[Figure contents as structured data]

+ + + + + + +

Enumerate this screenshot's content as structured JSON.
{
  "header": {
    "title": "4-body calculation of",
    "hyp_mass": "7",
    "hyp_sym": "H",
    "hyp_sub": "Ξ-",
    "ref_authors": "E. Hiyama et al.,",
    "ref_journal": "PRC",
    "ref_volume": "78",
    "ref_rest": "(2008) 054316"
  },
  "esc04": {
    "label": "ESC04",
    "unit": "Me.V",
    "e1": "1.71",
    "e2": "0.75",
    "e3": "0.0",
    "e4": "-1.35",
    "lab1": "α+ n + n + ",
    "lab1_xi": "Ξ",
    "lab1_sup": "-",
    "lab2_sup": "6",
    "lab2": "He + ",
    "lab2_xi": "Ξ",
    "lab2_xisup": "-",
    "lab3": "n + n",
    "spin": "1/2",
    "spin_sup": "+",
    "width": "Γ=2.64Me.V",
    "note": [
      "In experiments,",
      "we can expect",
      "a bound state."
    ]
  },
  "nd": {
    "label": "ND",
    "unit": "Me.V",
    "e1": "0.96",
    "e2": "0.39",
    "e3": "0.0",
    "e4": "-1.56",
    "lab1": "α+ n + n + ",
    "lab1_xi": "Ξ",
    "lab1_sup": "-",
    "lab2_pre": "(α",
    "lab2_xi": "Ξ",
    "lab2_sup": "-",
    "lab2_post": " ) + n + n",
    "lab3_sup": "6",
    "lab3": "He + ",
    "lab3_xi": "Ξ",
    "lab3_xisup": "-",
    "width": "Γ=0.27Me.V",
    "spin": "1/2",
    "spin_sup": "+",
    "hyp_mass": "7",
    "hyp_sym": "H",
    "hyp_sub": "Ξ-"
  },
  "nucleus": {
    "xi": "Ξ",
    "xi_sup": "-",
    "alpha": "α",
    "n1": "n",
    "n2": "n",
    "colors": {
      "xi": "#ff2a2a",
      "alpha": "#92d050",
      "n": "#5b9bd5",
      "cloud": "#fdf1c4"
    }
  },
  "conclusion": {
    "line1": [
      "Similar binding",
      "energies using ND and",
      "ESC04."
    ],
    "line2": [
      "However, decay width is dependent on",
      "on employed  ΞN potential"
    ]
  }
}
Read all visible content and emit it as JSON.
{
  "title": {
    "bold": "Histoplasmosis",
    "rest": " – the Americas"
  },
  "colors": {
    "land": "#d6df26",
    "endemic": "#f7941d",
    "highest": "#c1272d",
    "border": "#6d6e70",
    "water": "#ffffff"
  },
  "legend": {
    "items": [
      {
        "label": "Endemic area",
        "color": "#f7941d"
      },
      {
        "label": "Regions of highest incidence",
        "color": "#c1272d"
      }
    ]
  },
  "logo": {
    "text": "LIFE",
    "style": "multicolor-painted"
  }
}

+ + + + + + +

*WHAT THE TASK REQUIRES*
Every record shown above should be written out again exactly.

*REPLY*
Enumerate this screenshot's content as structured JSON.
{
  "header": {
    "title": "4-body calculation of",
    "hyp_mass": "7",
    "hyp_sym": "H",
    "hyp_sub": "Ξ-",
    "ref_authors": "E. Hiyama et al.,",
    "ref_journal": "PRC",
    "ref_volume": "78",
    "ref_rest": "(2008) 054316"
  },
  "esc04": {
    "label": "ESC04",
    "unit": "Me.V",
    "e1": "1.71",
    "e2": "0.75",
    "e3": "0.0",
    "e4": "-1.35",
    "lab1": "α+ n + n + ",
    "lab1_xi": "Ξ",
    "lab1_sup": "-",
    "lab2_sup": "6",
    "lab2": "He + ",
    "lab2_xi": "Ξ",
    "lab2_xisup": "-",
    "lab3": "n + n",
    "spin": "1/2",
    "spin_sup": "+",
    "width": "Γ=2.64Me.V",
    "note": [
      "In experiments,",
      "we can expect",
      "a bound state."
    ]
  },
  "nd": {
    "label": "ND",
    "unit": "Me.V",
    "e1": "0.96",
    "e2": "0.39",
    "e3": "0.0",
    "e4": "-1.56",
    "lab1": "α+ n + n + ",
    "lab1_xi": "Ξ",
    "lab1_sup": "-",
    "lab2_pre": "(α",
    "lab2_xi": "Ξ",
    "lab2_sup": "-",
    "lab2_post": " ) + n + n",
    "lab3_sup": "6",
    "lab3": "He + ",
    "lab3_xi": "Ξ",
    "lab3_xisup": "-",
    "width": "Γ=0.27Me.V",
    "spin": "1/2",
    "spin_sup": "+",
    "hyp_mass": "7",
    "hyp_sym": "H",
    "hyp_sub": "Ξ-"
  },
  "nucleus": {
    "xi": "Ξ",
    "xi_sup": "-",
    "alpha": "α",
    "n1": "n",
    "n2": "n",
    "colors": {
      "xi": "#ff2a2a",
      "alpha": "#92d050",
      "n": "#5b9bd5",
      "cloud": "#fdf1c4"
    }
  },
  "conclusion": {
    "line1": [
      "Similar binding",
      "energies using ND and",
      "ESC04."
    ],
    "line2": [
      "However, decay width is dependent on",
      "on employed  ΞN potential"
    ]
  }
}
Read all visible content and emit it as JSON.
{
  "title": {
    "bold": "Histoplasmosis",
    "rest": " – the Americas"
  },
  "colors": {
    "land": "#d6df26",
    "endemic": "#f7941d",
    "highest": "#c1272d",
    "border": "#6d6e70",
    "water": "#ffffff"
  },
  "legend": {
    "items": [
      {
        "label": "Endemic area",
        "color": "#f7941d"
      },
      {
        "label": "Regions of highest incidence",
        "color": "#c1272d"
      }
    ]
  },
  "logo": {
    "text": "LIFE",
    "style": "multicolor-painted"
  }
}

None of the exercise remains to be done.